▶ **EXERCISE PROMPT**
The listing below should be copied in full, word for word.

▶ **SOURCE MATERIAL**
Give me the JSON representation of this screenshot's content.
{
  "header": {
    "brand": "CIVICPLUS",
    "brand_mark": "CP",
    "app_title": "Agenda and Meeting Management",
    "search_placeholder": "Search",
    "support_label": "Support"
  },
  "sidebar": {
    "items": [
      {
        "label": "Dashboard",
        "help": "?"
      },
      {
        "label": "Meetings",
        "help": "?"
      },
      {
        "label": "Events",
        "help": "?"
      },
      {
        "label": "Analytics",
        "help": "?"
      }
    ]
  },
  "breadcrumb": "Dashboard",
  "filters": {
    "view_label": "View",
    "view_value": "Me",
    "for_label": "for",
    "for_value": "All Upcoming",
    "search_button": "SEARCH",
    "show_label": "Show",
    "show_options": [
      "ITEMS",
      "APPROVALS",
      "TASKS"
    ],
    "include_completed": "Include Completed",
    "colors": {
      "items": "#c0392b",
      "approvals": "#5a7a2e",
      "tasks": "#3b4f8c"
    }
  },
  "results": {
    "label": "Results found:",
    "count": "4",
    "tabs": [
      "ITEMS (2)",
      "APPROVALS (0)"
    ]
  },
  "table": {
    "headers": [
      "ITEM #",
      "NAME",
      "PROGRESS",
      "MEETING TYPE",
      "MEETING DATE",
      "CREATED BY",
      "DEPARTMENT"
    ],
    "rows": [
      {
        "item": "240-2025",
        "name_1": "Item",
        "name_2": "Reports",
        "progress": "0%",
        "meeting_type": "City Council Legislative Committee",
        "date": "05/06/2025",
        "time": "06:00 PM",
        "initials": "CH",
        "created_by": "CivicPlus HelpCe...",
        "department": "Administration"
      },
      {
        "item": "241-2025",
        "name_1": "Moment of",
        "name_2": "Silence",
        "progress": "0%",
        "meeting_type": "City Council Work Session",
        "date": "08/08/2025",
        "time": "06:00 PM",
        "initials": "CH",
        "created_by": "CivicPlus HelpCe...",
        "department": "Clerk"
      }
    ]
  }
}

▶ **WRITTEN REPLY**
Give me the JSON representation of this screenshot's content.
{
  "header": {
    "brand": "CIVICPLUS",
    "brand_mark": "CP",
    "app_title": "Agenda and Meeting Management",
    "search_placeholder": "Search",
    "support_label": "Support"
  },
  "sidebar": {
    "items": [
      {
        "label": "Dashboard",
        "help": "?"
      },
      {
        "label": "Meetings",
        "help": "?"
      },
      {
        "label": "Events",
        "help": "?"
      },
      {
        "label": "Analytics",
        "help": "?"
      }
    ]
  },
  "breadcrumb": "Dashboard",
  "filters": {
    "view_label": "View",
    "view_value": "Me",
    "for_label": "for",
    "for_value": "All Upcoming",
    "search_button": "SEARCH",
    "show_label": "Show",
    "show_options": [
      "ITEMS",
      "APPROVALS",
      "TASKS"
    ],
    "include_completed": "Include Completed",
    "colors": {
      "items": "#c0392b",
      "approvals": "#5a7a2e",
      "tasks": "#3b4f8c"
    }
  },
  "results": {
    "label": "Results found:",
    "count": "4",
    "tabs": [
      "ITEMS (2)",
      "APPROVALS (0)"
    ]
  },
  "table": {
    "headers": [
      "ITEM #",
      "NAME",
      "PROGRESS",
      "MEETING TYPE",
      "MEETING DATE",
      "CREATED BY",
      "DEPARTMENT"
    ],
    "rows": [
      {
        "item": "240-2025",
        "name_1": "Item",
        "name_2": "Reports",
        "progress": "0%",
        "meeting_type": "City Council Legislative Committee",
        "date": "05/06/2025",
        "time": "06:00 PM",
        "initials": "CH",
        "created_by": "CivicPlus HelpCe...",
        "department": "Administration"
      },
      {
        "item": "241-2025",
        "name_1": "Moment of",
        "name_2": "Silence",
        "progress": "0%",
        "meeting_type": "City Council Work Session",
        "date": "08/08/2025",
        "time": "06:00 PM",
        "initials": "CH",
        "created_by": "CivicPlus HelpCe...",
        "department": "Clerk"
      }
    ]
  }
}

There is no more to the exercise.